Bounding box entries
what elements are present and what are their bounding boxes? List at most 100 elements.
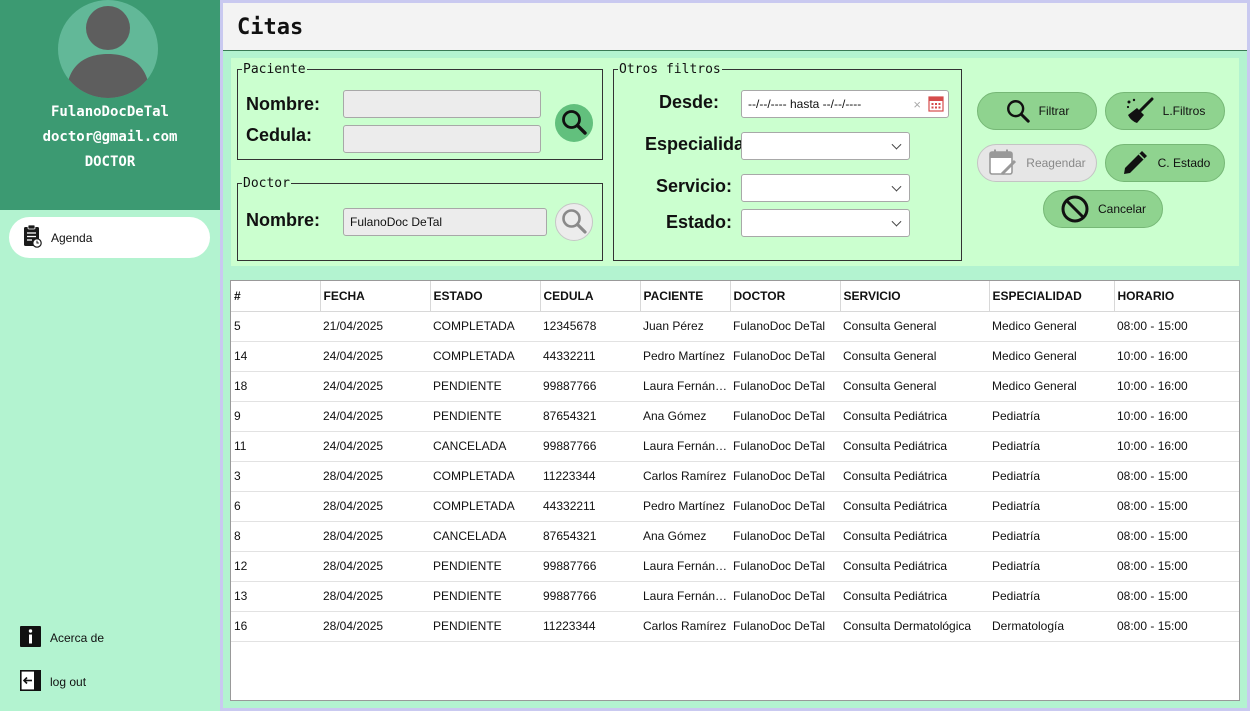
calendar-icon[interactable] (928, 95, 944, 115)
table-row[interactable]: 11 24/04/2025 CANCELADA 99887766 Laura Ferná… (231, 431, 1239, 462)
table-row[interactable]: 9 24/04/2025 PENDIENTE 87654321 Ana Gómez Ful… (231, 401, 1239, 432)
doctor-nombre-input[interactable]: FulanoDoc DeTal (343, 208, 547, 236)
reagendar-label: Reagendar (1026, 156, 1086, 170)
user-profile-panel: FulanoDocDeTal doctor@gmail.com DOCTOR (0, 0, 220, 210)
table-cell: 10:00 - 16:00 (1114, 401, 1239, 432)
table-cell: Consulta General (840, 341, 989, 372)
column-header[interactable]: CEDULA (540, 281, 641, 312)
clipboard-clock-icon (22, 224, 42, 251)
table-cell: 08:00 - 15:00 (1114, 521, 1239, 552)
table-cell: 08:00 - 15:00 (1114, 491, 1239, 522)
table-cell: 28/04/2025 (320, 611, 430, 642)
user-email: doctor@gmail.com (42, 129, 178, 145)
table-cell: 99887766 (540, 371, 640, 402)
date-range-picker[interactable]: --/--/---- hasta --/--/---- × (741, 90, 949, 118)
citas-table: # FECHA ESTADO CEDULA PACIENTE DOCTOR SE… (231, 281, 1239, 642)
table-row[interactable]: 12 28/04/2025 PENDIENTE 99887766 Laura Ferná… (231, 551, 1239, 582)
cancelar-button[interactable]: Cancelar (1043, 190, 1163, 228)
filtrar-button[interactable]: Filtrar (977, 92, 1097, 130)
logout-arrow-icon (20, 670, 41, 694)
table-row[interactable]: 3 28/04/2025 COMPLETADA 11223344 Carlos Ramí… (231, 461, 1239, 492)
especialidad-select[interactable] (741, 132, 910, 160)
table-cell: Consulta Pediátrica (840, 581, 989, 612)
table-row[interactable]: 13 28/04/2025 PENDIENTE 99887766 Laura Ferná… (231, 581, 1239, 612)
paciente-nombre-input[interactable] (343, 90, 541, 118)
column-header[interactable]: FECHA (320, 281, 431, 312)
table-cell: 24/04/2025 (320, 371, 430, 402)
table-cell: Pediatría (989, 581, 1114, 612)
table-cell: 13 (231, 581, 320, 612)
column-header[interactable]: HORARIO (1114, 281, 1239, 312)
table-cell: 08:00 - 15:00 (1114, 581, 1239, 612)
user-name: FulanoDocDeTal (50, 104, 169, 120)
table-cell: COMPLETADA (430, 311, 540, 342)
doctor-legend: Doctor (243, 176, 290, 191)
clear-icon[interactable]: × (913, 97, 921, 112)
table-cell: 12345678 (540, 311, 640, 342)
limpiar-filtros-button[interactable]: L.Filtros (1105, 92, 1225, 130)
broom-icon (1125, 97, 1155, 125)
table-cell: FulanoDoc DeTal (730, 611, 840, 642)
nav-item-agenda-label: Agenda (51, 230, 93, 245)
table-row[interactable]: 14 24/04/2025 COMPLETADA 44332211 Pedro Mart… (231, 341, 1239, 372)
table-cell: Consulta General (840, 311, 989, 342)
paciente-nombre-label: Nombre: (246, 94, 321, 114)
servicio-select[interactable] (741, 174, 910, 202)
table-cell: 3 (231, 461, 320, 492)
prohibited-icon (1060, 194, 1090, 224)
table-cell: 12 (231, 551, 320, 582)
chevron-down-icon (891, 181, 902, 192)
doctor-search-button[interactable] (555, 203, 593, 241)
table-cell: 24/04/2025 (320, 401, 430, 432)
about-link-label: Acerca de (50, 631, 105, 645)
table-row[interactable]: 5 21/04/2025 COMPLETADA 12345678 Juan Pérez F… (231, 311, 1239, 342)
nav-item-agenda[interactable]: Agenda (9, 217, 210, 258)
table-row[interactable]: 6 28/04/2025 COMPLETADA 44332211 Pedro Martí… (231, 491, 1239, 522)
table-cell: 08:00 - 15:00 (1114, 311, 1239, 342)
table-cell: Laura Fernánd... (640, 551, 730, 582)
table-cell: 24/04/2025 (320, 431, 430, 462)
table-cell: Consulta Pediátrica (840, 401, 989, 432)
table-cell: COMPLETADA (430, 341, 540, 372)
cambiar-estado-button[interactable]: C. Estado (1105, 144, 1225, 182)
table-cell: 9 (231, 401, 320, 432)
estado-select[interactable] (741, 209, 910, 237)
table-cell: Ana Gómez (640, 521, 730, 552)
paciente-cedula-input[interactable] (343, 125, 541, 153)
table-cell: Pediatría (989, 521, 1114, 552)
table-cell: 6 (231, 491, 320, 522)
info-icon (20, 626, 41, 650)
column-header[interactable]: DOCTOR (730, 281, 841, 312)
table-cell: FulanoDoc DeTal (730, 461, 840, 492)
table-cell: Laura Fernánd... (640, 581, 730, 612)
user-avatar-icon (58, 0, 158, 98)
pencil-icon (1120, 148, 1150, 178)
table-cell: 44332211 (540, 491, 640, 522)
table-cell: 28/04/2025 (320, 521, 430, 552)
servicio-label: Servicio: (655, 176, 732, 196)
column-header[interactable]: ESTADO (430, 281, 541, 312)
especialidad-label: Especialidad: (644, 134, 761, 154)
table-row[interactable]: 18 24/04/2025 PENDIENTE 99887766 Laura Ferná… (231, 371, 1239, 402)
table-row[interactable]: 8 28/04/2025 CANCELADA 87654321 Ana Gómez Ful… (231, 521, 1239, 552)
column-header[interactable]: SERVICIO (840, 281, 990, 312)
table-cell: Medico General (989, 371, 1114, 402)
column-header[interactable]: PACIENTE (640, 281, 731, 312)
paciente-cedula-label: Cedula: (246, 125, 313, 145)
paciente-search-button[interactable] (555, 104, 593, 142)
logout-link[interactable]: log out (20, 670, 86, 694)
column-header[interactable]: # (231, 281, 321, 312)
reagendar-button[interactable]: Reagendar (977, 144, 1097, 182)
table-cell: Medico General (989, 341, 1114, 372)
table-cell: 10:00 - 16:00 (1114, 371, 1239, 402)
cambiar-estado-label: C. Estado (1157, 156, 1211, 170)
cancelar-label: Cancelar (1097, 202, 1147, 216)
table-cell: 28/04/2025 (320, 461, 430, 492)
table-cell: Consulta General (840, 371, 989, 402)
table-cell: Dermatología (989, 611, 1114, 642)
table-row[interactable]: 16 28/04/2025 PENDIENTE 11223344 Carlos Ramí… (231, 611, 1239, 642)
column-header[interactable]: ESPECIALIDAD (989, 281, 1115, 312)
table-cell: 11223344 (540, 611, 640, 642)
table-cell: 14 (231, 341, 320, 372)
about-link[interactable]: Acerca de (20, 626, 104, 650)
==
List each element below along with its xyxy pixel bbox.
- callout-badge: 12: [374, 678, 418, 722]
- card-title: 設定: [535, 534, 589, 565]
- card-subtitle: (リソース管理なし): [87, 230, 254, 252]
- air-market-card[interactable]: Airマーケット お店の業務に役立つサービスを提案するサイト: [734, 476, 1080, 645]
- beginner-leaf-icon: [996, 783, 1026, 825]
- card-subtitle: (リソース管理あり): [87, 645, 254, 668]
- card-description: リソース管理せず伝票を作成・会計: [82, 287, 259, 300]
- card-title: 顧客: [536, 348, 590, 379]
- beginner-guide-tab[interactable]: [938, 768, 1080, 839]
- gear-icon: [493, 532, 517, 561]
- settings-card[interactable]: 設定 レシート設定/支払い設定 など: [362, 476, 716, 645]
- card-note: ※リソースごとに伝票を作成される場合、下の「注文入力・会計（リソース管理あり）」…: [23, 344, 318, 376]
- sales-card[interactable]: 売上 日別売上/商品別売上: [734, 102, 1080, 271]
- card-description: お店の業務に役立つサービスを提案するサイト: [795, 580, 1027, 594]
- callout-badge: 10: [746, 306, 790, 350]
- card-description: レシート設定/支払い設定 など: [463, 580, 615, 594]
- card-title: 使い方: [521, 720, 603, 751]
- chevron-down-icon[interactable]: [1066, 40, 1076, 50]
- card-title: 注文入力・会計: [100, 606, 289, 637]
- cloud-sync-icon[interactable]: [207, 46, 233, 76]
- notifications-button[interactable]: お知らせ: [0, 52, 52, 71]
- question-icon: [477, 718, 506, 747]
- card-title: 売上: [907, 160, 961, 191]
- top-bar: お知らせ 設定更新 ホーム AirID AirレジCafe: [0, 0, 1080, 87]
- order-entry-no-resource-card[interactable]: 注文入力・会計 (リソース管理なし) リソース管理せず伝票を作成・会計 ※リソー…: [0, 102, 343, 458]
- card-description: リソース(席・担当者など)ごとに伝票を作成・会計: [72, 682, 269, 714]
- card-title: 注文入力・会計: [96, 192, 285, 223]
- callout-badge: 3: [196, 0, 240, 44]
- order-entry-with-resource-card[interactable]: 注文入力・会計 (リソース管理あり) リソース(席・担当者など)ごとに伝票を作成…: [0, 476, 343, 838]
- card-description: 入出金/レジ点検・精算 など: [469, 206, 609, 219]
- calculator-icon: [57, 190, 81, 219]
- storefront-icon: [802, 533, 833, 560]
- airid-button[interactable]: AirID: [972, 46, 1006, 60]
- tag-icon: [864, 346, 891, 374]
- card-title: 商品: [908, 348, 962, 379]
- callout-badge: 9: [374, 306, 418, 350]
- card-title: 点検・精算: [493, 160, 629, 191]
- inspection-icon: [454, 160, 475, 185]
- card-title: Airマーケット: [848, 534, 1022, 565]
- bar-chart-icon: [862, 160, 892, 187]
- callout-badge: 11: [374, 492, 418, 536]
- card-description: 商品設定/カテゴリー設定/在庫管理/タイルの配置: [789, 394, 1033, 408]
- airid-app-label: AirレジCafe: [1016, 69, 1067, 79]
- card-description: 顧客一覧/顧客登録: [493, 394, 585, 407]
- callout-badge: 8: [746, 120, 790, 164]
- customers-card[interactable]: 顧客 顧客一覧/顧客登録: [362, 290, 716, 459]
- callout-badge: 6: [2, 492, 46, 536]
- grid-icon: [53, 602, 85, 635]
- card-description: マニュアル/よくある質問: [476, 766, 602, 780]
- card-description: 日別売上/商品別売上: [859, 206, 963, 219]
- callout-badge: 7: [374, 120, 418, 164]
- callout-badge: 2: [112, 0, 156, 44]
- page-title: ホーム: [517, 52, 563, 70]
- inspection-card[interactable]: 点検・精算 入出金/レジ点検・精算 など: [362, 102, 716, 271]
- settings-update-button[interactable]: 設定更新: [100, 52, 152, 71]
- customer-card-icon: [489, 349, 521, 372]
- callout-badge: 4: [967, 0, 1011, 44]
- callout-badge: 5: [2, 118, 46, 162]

Work instructions
Reproduce the lines of the material that start at the line containing "calendar-icon[interactable] (928, 95, 944, 115)" and end at the line containing "column-header[interactable]: FECHA (320, 281, 431, 312)", substituting "CONFIRMADA" for each "PENDIENTE" and changing nothing else.

Written response
calendar-icon[interactable] (928, 95, 944, 115)
table-row[interactable]: 11 24/04/2025 CANCELADA 99887766 Laura Ferná… (231, 431, 1239, 462)
table-row[interactable]: 9 24/04/2025 CONFIRMADA 87654321 Ana Gómez Ful… (231, 401, 1239, 432)
doctor-nombre-input[interactable]: FulanoDoc DeTal (343, 208, 547, 236)
reagendar-label: Reagendar (1026, 156, 1086, 170)
user-profile-panel: FulanoDocDeTal doctor@gmail.com DOCTOR (0, 0, 220, 210)
table-cell: 10:00 - 16:00 (1114, 401, 1239, 432)
table-cell: Consulta General (840, 341, 989, 372)
column-header[interactable]: CEDULA (540, 281, 641, 312)
clipboard-clock-icon (22, 224, 42, 251)
table-cell: 08:00 - 15:00 (1114, 521, 1239, 552)
table-cell: 08:00 - 15:00 (1114, 491, 1239, 522)
table-cell: 28/04/2025 (320, 611, 430, 642)
user-email: doctor@gmail.com (42, 129, 178, 145)
table-cell: 99887766 (540, 371, 640, 402)
date-range-picker[interactable]: --/--/---- hasta --/--/---- × (741, 90, 949, 118)
citas-table: # FECHA ESTADO CEDULA PACIENTE DOCTOR SE… (231, 281, 1239, 642)
table-row[interactable]: 12 28/04/2025 CONFIRMADA 99887766 Laura Ferná… (231, 551, 1239, 582)
cancelar-button[interactable]: Cancelar (1043, 190, 1163, 228)
filtrar-button[interactable]: Filtrar (977, 92, 1097, 130)
logout-arrow-icon (20, 670, 41, 694)
table-row[interactable]: 3 28/04/2025 COMPLETADA 11223344 Carlos Ramí… (231, 461, 1239, 492)
especialidad-select[interactable] (741, 132, 910, 160)
table-cell: Consulta Pediátrica (840, 581, 989, 612)
table-row[interactable]: 13 28/04/2025 CONFIRMADA 99887766 Laura Ferná… (231, 581, 1239, 612)
paciente-nombre-input[interactable] (343, 90, 541, 118)
column-header[interactable]: FECHA (320, 281, 431, 312)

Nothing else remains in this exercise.